[TEXT — start]
In contrast with other similar benchmarks, the uniqueness of BUBOR, i.e. the national interbank interest rate, lies in the fact that MNB undertakes a consolidating role in the quoting procedures. This has suggested to the market that due to the continuous involvement of an authority, BUBOR fixing is an activity that is kept under public control throughout the procedure. However, MNB’s contribution has basically been limited to totalising the daily quotes and calculating the interest rates, and it had no controlling role any manner.

HFSA has already formulated its requirements for making up the deficiencies and strengthening the system in so-called investigation letters, but it will soon publish them in a public recommendation. Consequently, the concerned banks will have to regulate the quoting procedures, establish appropriate control points, incorporate this activity into their risk management systems, and must ensure that the quotes are regularly checked by and reported to the management. HFSA will check compliance with these requirements again during its future comprehensive investigations.

Furthermore, HFSA has suggested that ACI Hungary should compile a Code of Conduct for those involved in making the quotes with provisions relating to sanctioning the violation of the rules and that the Policy Committee of ACI Hungary should include independent experts nominated by HFSA and Government Debt Management Agency.

BUBOR is a determining element of the Hungarian money and capital market, and according to HFSA’S analysis, it cannot be replaced by any other benchmark. Its importance is indicated by the fact that on 30 June 2012 nearly HUF 2,500 billion worth HUF loans and HUF 600 billion deposits were priced on the basis of Budapest interbank offered rate, and nearly twenty legal regulations in force refer to BUBOR. On the other hand, the number of credit institutions quoting the interbank interest rate is decreasing and the quotes are not backed by real interbank dealings (while the index is linked to a significant amount of loans and deposits). In addition, the interbank market has significantly shrunk following the liquidity crisis of 2008. Consequently, BUBOR has not fulfilled the objective of giving the money and capital markets accurate information on underlying deals.

In order to restart the trading, HFSA recommends the extension of the interbank limits, the introduction of mandatory trading (through the introduction of two-sided, bid/offer quotes), as well as the creation of voluntary quoting obligation for active price-quoting banks. In parallel with this, it is recommended to reduce reasonably the number of quoted maturities, (e.g. overnight, 1 and 2 weeks, 1, 3, 6 and 12 months). It is also recommended that ACI Hungary should determine the key maturities and the frameworks for the standard application thereof. Due to the decreasing number of quoting banks and in line with the international practice, HFSA has initiated the development of the BUBOR averaging methodology. According to that technique, instead of disregarding the highest 4 and lowest 4 quotes, the extreme quotes given by 25 percent of the participants are taken out of the calculation of BUBOR.

Should the number of quoting banks continue to drop, HFSA may be compelled to take regulatory measures, for example to prescribe the quoting requirement in the form of legally binding regulation.

Since the European Commission is already working on a new proposal regarding benchmarks, that proposal shall be taken into account when drafting the Hungarian regulations. The European Commission is expected to put forward its proposal in the third quarter of 2013.
[TEXT — finish]
[AVAILABLE DATA — start]
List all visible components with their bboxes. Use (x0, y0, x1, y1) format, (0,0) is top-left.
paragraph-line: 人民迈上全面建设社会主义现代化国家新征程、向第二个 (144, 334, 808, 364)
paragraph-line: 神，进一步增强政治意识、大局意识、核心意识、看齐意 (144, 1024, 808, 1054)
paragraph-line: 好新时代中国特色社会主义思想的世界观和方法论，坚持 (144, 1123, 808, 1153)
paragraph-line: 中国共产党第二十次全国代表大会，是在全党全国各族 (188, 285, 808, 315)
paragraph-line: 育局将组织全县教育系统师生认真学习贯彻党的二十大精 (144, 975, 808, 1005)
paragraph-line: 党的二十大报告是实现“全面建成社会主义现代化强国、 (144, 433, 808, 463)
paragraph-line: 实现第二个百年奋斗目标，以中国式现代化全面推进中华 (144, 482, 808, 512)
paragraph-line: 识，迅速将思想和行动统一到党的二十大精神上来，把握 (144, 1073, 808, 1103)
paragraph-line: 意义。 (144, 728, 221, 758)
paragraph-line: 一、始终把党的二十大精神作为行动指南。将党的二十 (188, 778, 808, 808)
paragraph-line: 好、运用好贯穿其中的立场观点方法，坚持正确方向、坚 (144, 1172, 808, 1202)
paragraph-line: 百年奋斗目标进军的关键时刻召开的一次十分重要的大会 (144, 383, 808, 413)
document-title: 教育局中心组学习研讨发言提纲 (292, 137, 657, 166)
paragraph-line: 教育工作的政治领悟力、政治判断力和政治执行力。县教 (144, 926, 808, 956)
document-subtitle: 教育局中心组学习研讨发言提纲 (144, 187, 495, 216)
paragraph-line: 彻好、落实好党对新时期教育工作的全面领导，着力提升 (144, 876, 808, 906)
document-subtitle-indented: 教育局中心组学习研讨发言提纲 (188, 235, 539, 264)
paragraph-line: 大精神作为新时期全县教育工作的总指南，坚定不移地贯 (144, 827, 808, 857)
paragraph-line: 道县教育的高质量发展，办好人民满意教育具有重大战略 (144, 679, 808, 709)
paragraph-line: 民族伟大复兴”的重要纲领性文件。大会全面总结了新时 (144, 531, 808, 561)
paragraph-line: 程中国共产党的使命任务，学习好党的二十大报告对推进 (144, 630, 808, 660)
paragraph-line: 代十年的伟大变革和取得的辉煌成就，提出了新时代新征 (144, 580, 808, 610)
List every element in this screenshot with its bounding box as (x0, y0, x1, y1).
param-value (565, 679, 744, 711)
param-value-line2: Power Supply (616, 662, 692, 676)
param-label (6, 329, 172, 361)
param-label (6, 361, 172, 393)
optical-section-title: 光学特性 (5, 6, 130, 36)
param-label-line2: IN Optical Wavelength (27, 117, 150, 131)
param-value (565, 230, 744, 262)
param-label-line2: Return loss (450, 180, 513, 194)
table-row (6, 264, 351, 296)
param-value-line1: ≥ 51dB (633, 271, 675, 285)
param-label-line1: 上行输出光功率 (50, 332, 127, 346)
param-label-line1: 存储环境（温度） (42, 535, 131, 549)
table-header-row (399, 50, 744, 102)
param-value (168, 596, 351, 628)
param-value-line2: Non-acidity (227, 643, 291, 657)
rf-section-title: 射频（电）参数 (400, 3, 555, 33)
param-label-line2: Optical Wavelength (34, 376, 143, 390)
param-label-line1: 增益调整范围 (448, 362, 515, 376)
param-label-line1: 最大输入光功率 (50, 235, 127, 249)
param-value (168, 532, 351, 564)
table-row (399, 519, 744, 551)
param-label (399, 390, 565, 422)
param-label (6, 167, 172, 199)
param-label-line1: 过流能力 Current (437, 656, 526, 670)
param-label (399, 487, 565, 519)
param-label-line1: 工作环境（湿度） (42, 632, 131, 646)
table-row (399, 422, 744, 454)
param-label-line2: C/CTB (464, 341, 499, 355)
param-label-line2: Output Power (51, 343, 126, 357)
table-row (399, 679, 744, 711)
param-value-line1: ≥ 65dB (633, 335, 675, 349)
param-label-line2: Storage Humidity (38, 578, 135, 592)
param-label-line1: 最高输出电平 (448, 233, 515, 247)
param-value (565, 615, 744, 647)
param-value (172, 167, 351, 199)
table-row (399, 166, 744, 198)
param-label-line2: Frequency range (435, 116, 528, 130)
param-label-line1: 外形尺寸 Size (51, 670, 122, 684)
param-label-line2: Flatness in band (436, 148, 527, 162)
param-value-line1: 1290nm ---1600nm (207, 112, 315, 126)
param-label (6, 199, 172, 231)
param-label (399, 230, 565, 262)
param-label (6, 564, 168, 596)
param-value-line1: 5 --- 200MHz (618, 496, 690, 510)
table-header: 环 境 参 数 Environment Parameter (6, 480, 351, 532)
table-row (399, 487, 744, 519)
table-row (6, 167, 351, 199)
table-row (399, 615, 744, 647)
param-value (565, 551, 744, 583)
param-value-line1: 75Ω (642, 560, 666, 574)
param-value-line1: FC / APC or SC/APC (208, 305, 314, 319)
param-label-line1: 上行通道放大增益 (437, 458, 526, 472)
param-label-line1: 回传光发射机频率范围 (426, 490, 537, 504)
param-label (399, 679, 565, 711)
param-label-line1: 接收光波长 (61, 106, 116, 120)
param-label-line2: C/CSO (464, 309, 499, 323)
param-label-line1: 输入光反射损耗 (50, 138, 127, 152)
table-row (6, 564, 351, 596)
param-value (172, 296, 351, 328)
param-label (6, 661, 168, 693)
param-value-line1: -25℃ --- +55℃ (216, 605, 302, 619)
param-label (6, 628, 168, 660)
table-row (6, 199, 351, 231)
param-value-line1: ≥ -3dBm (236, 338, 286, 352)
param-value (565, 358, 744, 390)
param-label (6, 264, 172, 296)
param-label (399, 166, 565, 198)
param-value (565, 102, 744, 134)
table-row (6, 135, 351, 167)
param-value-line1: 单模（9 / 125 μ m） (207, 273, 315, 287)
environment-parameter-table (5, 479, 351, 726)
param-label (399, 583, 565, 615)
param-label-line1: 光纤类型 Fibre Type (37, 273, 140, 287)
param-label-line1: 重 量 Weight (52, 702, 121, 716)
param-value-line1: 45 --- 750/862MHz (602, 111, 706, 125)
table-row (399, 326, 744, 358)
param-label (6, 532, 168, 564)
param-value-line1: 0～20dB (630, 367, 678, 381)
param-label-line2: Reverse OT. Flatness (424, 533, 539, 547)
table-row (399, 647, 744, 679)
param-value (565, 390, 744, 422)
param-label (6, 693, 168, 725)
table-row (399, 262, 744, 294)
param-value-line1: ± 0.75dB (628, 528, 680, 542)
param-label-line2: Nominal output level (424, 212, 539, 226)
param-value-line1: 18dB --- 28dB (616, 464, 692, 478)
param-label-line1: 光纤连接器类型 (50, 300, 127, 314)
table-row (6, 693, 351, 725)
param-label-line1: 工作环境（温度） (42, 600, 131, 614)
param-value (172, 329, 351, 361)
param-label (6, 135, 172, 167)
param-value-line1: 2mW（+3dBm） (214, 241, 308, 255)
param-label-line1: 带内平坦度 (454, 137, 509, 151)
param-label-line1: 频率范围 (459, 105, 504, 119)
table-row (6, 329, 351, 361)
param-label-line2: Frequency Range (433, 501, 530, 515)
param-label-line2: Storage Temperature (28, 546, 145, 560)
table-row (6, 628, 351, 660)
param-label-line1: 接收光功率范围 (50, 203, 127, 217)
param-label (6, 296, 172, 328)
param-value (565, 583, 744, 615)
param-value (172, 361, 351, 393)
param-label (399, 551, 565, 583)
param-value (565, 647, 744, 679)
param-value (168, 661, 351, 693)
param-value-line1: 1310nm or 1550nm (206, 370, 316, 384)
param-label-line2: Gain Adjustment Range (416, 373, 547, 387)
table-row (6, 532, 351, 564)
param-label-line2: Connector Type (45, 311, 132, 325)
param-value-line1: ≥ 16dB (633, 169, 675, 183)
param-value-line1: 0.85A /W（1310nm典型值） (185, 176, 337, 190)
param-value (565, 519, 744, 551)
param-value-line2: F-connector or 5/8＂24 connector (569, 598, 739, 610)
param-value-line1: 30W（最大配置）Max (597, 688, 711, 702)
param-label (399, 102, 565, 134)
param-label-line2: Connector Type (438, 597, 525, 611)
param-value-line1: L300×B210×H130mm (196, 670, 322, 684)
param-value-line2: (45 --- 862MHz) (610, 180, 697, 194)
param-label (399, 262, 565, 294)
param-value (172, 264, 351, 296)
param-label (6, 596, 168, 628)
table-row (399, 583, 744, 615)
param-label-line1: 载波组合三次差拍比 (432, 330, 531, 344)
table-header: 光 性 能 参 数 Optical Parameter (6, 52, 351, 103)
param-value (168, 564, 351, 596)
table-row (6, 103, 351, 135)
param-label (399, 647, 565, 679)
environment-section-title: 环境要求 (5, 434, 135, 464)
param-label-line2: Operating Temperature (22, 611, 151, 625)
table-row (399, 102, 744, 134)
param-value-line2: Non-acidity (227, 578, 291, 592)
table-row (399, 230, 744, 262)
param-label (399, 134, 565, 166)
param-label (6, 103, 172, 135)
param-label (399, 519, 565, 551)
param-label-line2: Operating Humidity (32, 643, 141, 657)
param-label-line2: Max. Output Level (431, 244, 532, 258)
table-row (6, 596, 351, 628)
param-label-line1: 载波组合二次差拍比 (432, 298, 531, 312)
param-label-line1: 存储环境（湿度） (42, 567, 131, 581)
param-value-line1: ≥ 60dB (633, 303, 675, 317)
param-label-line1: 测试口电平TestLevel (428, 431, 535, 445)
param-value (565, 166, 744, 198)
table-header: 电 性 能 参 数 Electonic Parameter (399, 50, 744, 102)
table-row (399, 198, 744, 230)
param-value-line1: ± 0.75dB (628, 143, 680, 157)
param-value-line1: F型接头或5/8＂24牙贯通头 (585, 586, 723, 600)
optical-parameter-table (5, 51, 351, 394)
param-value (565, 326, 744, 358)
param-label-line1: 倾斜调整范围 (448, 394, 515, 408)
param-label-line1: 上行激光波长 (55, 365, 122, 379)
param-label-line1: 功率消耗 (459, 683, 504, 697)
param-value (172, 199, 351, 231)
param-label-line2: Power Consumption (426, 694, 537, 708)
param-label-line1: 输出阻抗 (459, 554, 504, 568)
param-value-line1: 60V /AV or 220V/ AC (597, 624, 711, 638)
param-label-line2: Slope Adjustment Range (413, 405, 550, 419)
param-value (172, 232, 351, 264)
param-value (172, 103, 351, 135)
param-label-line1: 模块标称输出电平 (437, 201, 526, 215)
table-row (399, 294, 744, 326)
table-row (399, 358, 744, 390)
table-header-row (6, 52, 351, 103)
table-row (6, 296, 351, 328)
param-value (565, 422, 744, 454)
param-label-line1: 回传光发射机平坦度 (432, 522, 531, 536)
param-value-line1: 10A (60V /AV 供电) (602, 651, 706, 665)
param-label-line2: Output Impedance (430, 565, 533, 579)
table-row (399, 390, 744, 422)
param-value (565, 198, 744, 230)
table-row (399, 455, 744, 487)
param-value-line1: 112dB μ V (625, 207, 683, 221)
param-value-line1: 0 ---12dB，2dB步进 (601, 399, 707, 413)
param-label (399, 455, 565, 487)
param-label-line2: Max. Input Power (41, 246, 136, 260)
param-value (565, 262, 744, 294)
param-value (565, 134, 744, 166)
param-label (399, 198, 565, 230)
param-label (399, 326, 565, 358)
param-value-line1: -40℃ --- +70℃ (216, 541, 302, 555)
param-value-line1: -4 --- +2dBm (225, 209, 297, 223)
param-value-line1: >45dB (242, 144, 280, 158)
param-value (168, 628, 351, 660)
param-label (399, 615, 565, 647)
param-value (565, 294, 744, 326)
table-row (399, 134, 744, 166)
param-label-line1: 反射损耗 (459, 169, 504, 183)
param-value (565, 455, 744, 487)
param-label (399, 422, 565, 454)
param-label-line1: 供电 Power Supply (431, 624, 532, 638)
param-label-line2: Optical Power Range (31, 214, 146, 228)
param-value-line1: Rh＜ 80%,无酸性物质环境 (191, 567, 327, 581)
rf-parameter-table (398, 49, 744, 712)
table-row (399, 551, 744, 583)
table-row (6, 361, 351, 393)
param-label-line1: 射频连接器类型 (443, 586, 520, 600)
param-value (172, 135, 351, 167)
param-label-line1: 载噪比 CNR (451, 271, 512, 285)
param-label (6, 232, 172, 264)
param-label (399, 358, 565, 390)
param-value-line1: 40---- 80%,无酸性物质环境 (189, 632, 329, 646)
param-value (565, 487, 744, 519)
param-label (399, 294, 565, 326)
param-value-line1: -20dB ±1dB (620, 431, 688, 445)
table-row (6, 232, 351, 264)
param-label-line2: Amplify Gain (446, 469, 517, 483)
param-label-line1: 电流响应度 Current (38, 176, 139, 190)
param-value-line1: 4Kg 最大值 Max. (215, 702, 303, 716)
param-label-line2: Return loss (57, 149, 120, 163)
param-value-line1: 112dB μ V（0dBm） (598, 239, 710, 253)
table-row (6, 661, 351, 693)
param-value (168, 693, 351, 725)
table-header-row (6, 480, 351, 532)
[AVAILABLE DATA — finish]
> TASK OBJECTIVE:
Transcribe the part of the text about BUBOR that opens with the words containing "Furthermore, HFSA has" and closes with "Debt Management Agency.". The listing is separate material and has no connection to the text about BUBOR.

> EXERCISE OUTPUT:
Furthermore, HFSA has suggested that ACI Hungary should compile a Code of Conduct for those involved in making the quotes with provisions relating to sanctioning the violation of the rules and that the Policy Committee of ACI Hungary should include independent experts nominated by HFSA and Government Debt Management Agency.